■ Given passage ■
----
Member of the Bundestag
- Incumbent
- Assumed office 2009
- Preceded by: Ralf Göbel

Personal details
- Born: 20 December 1971 (age 54) Kandel, West Germany (now Germany)
- Party: CDU
- Children: 1
- Alma mater: University of Mannheim; Aston University;

= Thomas Gebhart =

German politician (born 1971)

Thomas Gebhart (born 20 December 1971) is a German politician of the Christian Democratic Union (CDU) who has been serving as a member of the Bundestag from the state of Rhineland-Palatinate since 2009.

From 2018 until 2021, Gebhart served (alongside Sabine Weiss) one of two Parliamentary State Secretaries for Health.

== Early career ==
In 1998, Gebhart worked as parliamentary assistant to Heiner Geißler. From 2002 until 2003, he was an employee of German chemical company BASF.

== Political career ==
=== Career in state politics ===
From 2003 until 2009, Gebhart was a member of the State Parliament of Rhineland-Palatinate. He served as his parliamentary group's spokesperson on environmental policy from 2006 until 2009.

=== Member of the German Parliament, 2009–present ===
Gebhart first became a member of the Bundestag in the 2009 German federal election. From 2009 until 2017, he served on the Committee on the Environment, Nature Conservation, Building and Nuclear Safety.
----
■ Problems to solve ■
1) Copy the portion of the Thomas Gebhart biography between "Personal details" and "Rhineland-Palatinate since 2009.", inclusive.
2) Extend the article on Thomas Gebhart, picking up right after its final sentence.
----
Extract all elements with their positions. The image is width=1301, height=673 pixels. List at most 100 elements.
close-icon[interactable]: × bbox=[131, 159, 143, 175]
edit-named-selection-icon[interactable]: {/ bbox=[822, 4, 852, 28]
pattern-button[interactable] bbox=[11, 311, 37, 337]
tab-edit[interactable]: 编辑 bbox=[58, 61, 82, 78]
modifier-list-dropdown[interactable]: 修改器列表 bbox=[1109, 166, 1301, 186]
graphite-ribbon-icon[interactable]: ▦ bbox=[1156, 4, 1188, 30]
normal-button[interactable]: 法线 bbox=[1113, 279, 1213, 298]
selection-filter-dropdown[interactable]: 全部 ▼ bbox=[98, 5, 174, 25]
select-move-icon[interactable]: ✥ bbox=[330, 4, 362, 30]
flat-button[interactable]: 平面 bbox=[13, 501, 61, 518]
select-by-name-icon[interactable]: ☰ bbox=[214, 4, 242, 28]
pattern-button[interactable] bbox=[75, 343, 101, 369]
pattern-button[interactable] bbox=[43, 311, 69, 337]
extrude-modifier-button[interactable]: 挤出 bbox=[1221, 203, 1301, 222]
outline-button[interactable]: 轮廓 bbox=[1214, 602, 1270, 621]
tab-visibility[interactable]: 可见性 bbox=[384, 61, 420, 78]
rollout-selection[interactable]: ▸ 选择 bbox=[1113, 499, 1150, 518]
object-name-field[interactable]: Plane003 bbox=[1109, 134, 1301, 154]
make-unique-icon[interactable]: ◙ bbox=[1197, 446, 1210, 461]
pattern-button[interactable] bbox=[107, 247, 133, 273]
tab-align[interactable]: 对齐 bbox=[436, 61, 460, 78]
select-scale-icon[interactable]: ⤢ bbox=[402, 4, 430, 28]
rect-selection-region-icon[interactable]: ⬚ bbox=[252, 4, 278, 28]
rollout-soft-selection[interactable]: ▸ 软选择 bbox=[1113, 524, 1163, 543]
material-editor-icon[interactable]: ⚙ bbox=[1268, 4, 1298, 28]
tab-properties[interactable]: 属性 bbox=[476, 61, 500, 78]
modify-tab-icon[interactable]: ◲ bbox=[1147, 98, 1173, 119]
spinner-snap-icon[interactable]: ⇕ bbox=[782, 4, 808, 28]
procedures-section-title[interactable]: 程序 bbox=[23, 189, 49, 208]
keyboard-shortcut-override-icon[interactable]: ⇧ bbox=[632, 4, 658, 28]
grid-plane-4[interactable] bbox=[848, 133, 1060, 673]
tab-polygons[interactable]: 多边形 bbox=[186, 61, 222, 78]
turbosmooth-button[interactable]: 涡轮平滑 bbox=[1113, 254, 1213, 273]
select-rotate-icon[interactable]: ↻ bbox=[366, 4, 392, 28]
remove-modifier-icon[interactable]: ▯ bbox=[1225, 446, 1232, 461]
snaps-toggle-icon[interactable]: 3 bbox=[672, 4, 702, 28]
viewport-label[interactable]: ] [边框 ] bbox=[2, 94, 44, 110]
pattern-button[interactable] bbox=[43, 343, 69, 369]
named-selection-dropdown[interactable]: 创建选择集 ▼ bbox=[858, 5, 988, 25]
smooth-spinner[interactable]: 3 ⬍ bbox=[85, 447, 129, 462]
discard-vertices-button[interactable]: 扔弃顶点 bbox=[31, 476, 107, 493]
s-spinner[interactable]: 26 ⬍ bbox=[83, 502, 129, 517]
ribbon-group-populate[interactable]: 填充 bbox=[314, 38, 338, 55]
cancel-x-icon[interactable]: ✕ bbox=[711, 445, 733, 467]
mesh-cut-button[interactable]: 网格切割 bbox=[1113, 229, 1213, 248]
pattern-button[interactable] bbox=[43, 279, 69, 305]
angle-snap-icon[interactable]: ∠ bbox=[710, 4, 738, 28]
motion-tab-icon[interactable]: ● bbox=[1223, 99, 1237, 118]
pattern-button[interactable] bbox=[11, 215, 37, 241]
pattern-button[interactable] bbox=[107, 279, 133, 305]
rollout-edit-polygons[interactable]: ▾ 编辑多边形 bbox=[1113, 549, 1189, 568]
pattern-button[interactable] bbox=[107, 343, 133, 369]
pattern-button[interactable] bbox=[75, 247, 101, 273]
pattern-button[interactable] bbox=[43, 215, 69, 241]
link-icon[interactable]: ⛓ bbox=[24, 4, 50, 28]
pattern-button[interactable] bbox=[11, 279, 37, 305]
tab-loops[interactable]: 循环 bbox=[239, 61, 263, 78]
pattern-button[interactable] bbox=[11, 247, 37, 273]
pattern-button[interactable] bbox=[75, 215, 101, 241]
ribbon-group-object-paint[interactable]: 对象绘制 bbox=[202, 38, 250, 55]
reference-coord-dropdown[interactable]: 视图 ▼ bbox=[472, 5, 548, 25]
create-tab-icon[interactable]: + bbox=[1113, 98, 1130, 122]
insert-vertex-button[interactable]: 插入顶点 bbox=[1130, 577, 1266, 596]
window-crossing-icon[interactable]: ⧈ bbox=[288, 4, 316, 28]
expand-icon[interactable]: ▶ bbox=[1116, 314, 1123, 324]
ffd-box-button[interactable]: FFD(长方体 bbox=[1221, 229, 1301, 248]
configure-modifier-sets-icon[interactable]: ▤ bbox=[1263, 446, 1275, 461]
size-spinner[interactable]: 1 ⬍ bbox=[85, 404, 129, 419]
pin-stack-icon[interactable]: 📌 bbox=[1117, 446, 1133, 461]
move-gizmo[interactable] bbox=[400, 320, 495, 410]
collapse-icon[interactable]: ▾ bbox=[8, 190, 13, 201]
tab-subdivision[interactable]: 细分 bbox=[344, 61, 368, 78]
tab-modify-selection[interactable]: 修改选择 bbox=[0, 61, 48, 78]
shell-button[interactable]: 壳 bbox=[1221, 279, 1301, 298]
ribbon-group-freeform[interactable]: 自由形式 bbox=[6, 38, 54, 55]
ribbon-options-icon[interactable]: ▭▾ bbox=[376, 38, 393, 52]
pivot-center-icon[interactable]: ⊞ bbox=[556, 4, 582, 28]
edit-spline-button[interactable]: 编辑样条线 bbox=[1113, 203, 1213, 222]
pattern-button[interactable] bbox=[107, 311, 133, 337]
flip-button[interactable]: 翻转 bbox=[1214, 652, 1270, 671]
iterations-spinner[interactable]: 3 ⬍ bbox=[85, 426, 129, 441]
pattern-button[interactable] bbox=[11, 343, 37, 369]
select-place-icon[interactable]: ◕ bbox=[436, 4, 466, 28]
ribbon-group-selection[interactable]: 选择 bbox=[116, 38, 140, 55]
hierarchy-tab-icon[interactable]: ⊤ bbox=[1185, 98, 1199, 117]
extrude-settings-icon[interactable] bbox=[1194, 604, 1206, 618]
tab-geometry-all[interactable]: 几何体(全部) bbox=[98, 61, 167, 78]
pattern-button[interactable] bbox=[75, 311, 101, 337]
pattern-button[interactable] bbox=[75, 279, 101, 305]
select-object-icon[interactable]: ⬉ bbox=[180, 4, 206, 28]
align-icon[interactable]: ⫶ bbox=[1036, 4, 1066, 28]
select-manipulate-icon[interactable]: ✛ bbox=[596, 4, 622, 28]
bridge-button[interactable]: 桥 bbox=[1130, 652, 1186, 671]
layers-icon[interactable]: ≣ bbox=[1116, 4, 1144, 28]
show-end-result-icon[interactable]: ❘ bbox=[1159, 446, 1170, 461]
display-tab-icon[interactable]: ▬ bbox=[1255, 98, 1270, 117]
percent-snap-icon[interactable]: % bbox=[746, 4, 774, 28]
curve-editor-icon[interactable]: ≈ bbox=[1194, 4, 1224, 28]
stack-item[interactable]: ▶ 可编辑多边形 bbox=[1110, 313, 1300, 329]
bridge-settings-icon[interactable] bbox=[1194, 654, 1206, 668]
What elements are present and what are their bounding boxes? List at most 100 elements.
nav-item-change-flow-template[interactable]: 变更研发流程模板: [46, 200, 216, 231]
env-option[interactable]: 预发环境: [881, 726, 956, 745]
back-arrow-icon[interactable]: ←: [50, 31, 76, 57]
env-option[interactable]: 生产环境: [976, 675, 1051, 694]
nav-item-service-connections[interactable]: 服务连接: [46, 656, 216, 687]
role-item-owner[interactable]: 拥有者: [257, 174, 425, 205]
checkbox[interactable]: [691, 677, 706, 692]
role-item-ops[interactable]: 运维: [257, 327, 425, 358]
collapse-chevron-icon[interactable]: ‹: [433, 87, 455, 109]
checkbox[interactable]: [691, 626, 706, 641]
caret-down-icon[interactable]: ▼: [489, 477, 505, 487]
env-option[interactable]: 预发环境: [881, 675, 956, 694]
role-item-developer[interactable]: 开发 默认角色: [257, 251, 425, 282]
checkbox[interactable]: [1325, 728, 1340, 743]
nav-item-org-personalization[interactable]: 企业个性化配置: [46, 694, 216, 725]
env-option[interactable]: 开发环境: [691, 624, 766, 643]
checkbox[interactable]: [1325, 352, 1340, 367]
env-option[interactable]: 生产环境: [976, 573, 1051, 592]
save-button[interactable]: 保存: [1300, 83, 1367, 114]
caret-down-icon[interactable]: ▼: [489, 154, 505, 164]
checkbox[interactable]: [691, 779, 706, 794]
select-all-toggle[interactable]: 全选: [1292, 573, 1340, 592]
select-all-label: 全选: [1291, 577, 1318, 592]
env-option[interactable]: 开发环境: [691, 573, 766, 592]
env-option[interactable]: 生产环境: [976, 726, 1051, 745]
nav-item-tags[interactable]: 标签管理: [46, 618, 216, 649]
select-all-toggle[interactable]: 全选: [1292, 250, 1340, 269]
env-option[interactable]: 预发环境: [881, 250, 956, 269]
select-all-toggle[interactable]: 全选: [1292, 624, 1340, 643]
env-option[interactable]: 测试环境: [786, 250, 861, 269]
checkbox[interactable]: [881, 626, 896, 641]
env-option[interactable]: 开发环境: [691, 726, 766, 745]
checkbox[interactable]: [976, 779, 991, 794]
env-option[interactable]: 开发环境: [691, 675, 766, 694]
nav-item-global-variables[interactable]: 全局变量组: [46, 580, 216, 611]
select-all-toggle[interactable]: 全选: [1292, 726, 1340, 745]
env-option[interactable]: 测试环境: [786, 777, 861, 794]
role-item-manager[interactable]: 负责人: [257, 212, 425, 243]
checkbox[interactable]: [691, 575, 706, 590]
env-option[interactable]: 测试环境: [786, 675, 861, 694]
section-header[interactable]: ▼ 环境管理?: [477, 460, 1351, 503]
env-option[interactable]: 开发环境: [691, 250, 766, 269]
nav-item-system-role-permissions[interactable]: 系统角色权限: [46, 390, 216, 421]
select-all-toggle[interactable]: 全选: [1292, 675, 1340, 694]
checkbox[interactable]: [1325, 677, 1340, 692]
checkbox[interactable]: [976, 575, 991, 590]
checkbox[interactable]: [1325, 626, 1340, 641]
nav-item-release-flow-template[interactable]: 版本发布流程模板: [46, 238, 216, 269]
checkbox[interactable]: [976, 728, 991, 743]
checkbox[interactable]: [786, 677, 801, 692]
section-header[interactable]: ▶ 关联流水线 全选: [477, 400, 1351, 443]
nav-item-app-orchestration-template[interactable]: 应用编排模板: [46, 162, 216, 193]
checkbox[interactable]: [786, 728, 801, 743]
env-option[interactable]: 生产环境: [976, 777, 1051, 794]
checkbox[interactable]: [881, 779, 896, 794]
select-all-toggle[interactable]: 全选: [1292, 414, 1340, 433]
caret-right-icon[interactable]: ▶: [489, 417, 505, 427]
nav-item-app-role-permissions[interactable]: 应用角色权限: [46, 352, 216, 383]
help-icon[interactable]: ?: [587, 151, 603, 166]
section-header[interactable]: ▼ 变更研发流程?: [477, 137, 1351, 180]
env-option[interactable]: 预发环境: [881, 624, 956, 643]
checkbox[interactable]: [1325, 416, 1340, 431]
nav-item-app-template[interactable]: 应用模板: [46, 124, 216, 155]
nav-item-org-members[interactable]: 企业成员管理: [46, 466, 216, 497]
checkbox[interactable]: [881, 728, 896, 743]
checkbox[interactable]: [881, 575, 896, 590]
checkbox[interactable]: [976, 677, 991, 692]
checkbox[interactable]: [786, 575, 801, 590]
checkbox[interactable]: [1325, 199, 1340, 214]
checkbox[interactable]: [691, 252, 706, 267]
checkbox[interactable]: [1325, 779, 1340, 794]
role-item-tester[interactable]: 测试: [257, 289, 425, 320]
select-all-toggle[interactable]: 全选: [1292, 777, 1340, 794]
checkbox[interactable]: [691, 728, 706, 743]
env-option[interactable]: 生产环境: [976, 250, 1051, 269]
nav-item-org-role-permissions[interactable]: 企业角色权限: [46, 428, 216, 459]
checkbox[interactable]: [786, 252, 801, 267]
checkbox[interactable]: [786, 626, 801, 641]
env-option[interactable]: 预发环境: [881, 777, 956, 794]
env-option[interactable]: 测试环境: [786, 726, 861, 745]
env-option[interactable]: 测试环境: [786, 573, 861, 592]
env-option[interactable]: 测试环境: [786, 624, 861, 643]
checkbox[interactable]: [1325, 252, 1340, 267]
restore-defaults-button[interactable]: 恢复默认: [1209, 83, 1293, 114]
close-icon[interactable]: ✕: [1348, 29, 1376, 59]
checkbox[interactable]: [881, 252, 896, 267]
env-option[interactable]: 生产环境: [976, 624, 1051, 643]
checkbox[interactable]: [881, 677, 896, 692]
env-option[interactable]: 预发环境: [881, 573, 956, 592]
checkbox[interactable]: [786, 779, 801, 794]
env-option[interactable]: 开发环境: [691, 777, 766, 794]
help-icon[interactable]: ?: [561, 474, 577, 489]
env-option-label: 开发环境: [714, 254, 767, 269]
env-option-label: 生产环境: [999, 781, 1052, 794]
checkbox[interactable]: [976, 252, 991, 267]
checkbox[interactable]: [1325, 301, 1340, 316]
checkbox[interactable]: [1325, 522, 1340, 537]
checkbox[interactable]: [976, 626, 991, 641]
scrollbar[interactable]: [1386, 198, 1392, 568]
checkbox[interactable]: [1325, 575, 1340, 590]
----
■ Responses for each task ■
1)
Personal details
- Born: 20 December 1971 (age 54) Kandel, West Germany (now Germany)
- Party: CDU
- Children: 1
- Alma mater: University of Mannheim; Aston University;

= Thomas Gebhart =

German politician (born 1971)

Thomas Gebhart (born 20 December 1971) is a German politician of the Christian Democratic Union (CDU) who has been serving as a member of the Bundestag from the state of Rhineland-Palatinate since 2009.

2)
From 2018 to 2021, Gebhart was (alongside Sabine Weiss) one of two Parliamentary State Secretaries for Health.

In addition to his committee assignments, Gebhart is a member of the German-British Parliamentary Friendship Group and the German-French Parliamentary Friendship Group. He has been a member of the German delegation to the Franco-German Parliamentary Assembly since 2022.

== Political positions ==
In June 2017, Gebhart voted against his parliamentary group’s majority and in favor of Germany’s introduction of same-sex marriage.

In 2019, Gebhart joined 14 members of his parliamentary group who, in an open letter, called for the party to rally around Angela Merkel and party chairwoman Annegret Kramp-Karrenbauer amid criticism voiced by conservatives Friedrich Merz and Roland Koch. Ahead of the Christian Democrats’ leadership election, he publicly endorsed in 2020 Armin Laschet to succeed Kramp-Karrenbauer as the party’s chair.